Extrait
Burkina Faso : l'opposition dénonce la « confiscation » du pouvoir par l'armée

Burkina_Assemblee-NationaleL’opposition et la société civile du Burkina Faso appellent la population à une démonstration de force, dimanche 2 novembre, pour contester le nouvel homme fort de la transition dans le pays, le lieutenant-colonel Isaac Zida. Un rassemblement était organisé sur la place de la Nation dans la capitale Ouagadougou, qui rassemblait cependant peu de personnes.

La médiation internationale au Burkina Faso a appelé à la mise en place d’un régime de transition « conduit par un civil » et « conforme à l’ordre constitutionnel », évoquant sinon la menace de « sanctions ». « Nous voulons éviter pour le Burkina Faso la mise en place de sanctions », a déclaré l’émissaire de l’ONU pour l’Afrique de l’Ouest, Mohamed Ibn Chambas. Il s’exprimait lors d’une conférence de presse au nom de la mission de concertation tripartite ONU – Union africaine – Cédéao, l’organisation régionale de l’Afrique de l’Ouest.

Série de tâches
A) Dans l'extrait sur le Burkina Faso, quelles organisations composent la mission de concertation tripartite ? Donnez-les toutes.
B) Répondez à ces questions d'après l'extrait sur le Burkina Faso :
(i) Quel jour l'opposition et la société civile appellent-elles la population à une démonstration de force ?
(ii) Qui est présenté comme le nouvel homme fort de la transition ?
(iii) Qui est l'émissaire de l'ONU pour l'Afrique de l'Ouest ?

Entrées tirées d'une collection
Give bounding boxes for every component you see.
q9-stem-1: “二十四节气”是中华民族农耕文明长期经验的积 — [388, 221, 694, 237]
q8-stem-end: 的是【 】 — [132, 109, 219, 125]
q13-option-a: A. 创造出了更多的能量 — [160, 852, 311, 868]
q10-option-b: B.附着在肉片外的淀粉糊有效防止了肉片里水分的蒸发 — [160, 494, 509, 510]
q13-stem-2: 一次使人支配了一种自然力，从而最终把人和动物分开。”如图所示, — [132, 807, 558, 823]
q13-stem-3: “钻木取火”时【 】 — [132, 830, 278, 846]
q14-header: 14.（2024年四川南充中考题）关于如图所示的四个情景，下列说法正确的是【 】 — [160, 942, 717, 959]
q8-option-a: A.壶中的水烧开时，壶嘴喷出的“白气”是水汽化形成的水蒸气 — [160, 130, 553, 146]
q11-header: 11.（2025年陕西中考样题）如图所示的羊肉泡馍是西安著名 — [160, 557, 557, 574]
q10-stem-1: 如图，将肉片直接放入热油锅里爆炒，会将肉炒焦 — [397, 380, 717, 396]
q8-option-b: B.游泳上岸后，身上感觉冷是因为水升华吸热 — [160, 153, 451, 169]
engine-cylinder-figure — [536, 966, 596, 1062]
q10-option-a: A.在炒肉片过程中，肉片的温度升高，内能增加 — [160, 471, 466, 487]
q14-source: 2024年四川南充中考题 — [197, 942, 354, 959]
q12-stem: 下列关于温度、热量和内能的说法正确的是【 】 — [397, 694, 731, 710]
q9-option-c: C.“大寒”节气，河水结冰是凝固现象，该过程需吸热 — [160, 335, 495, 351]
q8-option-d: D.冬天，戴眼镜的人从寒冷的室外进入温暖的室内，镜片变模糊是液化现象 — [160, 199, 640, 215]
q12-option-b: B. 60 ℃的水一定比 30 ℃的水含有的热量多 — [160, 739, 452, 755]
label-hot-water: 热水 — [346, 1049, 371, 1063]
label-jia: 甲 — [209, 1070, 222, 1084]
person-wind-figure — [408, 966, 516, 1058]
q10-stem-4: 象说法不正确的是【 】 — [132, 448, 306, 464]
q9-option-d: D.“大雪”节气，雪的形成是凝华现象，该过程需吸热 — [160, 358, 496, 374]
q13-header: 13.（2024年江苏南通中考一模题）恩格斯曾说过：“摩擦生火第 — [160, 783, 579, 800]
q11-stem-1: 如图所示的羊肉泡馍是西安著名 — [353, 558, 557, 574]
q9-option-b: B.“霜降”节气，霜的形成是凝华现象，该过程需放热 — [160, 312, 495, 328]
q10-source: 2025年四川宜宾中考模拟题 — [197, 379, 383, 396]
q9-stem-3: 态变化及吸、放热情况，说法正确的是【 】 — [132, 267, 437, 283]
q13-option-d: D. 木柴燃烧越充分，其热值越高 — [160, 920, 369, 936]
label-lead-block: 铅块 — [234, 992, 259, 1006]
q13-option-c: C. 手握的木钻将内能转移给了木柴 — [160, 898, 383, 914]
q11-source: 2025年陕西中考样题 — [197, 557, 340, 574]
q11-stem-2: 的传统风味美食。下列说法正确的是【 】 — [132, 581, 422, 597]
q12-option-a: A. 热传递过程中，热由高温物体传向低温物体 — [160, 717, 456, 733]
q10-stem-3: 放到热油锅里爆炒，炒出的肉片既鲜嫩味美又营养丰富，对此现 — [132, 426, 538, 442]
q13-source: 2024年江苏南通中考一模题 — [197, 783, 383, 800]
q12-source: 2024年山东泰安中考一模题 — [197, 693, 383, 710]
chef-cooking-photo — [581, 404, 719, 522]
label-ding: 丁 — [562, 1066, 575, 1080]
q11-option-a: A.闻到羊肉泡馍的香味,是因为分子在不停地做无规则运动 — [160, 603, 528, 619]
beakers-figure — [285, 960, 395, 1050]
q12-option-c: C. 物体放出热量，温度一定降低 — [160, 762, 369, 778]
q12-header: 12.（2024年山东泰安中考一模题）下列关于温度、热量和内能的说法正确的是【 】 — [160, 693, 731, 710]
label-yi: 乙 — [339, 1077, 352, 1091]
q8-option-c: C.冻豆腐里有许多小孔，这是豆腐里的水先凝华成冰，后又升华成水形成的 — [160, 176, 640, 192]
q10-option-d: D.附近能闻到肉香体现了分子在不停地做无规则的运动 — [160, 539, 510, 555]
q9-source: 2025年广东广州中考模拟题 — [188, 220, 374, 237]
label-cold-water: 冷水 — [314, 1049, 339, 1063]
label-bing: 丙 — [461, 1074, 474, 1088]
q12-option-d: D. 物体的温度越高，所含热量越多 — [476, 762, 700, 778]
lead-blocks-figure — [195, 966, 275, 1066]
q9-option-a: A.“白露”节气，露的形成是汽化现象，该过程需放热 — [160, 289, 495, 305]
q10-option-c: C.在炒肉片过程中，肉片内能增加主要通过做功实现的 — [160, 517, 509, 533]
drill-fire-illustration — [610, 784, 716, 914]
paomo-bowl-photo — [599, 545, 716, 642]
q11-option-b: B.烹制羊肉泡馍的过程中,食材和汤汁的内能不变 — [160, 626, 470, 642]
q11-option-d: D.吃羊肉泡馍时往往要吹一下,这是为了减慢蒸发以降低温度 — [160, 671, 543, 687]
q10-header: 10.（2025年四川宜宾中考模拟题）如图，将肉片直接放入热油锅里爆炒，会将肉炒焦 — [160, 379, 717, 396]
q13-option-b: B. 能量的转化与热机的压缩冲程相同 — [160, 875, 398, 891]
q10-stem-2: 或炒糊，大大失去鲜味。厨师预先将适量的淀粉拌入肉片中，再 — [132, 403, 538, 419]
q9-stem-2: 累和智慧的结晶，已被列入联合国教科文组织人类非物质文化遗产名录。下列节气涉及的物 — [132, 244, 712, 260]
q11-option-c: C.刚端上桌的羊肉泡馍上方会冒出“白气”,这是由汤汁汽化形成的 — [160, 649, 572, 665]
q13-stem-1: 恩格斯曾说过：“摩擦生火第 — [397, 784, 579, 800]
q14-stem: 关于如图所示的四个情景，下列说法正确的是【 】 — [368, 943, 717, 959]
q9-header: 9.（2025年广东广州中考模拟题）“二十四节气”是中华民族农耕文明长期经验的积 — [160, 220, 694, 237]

Résultats par tâche
A) ONU, Union africaine, Cédéao

B)
(i) Le dimanche 2 novembre.
(ii) Le lieutenant-colonel Isaac Zida.
(iii) Mohamed Ibn Chambas.